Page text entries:
--------

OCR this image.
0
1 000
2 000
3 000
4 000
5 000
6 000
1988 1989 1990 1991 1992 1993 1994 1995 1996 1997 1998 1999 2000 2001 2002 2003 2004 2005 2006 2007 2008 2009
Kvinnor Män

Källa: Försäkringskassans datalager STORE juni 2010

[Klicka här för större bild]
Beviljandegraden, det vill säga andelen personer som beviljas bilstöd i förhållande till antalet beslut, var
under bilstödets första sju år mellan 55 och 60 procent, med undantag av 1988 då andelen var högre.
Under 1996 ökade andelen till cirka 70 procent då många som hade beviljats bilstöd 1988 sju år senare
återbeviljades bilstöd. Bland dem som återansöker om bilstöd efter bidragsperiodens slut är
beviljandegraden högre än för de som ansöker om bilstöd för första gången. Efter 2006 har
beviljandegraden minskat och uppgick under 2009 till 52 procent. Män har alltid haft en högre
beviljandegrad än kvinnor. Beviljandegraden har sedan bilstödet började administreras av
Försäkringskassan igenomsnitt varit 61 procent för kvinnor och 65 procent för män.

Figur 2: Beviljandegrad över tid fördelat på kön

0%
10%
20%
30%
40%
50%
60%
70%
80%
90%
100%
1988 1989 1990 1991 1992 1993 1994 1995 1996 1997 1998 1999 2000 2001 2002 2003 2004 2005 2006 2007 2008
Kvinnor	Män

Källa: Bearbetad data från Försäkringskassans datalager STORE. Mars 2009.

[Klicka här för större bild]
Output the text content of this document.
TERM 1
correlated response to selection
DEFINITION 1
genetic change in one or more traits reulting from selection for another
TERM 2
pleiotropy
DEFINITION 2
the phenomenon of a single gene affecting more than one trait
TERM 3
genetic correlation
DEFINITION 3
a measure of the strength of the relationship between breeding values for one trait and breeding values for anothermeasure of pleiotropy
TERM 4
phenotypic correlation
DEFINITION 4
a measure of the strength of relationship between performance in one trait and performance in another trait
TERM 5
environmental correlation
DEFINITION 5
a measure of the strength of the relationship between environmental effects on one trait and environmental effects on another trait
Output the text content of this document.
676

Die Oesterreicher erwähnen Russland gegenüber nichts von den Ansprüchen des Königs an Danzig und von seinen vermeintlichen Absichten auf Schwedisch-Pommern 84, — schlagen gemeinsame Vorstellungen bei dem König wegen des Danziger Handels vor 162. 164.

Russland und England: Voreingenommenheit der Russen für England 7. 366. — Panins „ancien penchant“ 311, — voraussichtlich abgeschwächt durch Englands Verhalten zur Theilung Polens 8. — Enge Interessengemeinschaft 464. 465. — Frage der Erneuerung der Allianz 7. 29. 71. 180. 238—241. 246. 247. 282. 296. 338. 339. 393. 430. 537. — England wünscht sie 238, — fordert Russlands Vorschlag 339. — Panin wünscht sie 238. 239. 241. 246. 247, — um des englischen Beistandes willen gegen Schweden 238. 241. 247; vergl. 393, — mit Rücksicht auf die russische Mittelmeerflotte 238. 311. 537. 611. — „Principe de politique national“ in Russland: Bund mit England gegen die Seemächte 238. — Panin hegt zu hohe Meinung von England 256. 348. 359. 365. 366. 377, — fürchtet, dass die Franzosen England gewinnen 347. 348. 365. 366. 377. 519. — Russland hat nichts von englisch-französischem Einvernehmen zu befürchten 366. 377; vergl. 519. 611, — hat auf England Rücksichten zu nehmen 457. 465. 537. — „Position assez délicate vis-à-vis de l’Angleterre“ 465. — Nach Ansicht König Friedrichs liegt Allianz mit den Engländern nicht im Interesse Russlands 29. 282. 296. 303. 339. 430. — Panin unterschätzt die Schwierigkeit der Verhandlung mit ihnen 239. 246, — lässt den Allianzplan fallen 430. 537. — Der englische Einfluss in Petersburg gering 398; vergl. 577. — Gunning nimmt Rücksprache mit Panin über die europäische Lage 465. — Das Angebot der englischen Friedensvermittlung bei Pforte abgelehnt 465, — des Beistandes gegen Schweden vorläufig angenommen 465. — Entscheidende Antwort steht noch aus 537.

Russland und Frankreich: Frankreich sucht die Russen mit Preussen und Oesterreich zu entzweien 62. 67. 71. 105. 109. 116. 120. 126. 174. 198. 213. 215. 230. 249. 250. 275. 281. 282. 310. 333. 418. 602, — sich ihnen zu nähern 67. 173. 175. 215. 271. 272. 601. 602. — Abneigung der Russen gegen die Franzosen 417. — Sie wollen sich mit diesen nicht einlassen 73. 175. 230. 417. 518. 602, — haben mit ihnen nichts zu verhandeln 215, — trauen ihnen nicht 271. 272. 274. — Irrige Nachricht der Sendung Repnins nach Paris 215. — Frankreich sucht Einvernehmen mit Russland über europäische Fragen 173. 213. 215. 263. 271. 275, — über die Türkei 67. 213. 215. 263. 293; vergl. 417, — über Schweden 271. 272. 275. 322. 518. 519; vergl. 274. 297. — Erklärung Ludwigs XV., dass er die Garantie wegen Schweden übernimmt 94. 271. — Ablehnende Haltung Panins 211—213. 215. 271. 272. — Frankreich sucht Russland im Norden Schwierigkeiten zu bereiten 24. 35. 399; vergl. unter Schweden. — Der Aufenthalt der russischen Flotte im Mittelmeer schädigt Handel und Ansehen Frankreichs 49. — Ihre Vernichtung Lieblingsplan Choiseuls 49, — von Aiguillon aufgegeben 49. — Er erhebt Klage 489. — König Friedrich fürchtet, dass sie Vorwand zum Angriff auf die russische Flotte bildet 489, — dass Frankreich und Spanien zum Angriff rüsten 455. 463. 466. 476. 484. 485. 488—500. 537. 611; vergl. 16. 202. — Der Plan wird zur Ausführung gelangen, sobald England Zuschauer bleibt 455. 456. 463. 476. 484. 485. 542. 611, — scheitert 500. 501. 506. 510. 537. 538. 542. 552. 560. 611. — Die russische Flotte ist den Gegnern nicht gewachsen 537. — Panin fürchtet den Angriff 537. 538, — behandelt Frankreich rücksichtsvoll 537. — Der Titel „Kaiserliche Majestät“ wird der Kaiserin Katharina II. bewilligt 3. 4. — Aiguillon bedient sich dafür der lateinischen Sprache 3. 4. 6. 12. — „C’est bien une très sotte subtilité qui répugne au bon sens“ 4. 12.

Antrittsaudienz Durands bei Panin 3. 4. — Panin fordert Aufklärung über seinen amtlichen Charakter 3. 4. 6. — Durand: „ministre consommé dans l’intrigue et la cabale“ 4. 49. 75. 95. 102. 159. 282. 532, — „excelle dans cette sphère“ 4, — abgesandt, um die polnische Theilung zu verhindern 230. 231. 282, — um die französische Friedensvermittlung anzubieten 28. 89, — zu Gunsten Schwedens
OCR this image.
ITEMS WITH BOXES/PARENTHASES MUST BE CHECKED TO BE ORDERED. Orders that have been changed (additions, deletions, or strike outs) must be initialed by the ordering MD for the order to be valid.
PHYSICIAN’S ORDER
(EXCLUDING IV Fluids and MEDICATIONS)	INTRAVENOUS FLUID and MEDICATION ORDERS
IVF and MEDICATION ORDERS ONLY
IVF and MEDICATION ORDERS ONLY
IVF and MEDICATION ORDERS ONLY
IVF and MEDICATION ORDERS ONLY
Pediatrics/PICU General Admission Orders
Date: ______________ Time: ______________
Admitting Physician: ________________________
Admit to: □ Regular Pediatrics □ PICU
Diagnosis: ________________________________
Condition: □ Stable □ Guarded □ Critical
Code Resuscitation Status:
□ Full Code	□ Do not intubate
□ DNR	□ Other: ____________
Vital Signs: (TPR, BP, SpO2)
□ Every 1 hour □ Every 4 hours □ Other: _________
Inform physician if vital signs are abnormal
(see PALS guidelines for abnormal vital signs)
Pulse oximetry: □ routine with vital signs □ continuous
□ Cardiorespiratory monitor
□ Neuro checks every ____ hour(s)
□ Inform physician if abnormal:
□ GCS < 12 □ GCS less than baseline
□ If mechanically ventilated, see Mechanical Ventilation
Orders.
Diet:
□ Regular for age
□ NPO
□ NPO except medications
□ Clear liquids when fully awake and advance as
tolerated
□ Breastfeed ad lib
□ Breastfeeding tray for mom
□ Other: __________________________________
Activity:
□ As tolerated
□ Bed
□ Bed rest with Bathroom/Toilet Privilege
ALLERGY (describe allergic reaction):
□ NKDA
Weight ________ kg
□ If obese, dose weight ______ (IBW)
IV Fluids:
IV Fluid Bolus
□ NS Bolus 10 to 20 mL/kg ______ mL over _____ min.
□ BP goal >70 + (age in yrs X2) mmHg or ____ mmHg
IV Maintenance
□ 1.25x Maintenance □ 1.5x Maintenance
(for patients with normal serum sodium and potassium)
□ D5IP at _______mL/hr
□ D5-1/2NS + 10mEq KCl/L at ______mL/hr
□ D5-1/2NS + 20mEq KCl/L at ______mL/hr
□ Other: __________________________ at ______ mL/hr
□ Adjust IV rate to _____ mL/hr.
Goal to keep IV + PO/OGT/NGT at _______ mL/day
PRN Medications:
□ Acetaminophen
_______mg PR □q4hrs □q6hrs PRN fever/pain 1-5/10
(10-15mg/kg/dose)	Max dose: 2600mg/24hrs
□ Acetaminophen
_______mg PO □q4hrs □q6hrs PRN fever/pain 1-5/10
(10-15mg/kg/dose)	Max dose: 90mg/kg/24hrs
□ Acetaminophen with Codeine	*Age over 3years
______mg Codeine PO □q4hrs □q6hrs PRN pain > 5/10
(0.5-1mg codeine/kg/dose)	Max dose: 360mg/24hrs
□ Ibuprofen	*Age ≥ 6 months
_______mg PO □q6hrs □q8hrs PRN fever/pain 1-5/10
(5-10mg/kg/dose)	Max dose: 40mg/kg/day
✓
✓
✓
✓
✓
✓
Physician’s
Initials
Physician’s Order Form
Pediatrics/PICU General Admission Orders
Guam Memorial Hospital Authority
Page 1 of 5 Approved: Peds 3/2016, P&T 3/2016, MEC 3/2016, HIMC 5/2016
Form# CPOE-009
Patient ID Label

--------

[Exercise description] Search the entries above for the word "correlation", and copy every line where it occurs.

[Response]
genetic correlation
phenotypic correlation
environmental correlation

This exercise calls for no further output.